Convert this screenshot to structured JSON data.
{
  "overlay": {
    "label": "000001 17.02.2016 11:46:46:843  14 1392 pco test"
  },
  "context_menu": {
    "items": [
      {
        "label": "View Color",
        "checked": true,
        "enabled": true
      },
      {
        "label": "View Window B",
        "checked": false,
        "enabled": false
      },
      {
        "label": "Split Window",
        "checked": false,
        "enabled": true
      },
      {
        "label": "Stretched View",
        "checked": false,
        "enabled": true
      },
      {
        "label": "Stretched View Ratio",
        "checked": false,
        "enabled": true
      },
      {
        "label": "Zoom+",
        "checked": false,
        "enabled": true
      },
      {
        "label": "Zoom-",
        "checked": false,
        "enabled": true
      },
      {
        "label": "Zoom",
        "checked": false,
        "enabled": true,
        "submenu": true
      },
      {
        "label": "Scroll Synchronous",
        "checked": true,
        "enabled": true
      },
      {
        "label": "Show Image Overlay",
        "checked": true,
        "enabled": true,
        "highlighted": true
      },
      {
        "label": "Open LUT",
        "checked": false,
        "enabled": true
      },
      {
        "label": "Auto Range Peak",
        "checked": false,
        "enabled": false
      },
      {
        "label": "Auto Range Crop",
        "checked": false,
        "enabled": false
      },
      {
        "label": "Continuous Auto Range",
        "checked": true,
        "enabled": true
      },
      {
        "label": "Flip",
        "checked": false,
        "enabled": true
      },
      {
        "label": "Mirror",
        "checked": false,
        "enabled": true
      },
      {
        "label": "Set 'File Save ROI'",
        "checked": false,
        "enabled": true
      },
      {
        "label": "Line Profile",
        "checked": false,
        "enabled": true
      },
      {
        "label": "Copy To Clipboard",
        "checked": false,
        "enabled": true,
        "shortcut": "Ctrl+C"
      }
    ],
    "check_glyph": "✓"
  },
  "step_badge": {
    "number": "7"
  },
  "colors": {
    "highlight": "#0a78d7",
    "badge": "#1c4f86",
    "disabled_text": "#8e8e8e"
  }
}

####

• **Problem to work on**: Copy each line above that contains the string "Window".

• **Task solution**:
        "label": "View Window B",
        "label": "Split Window",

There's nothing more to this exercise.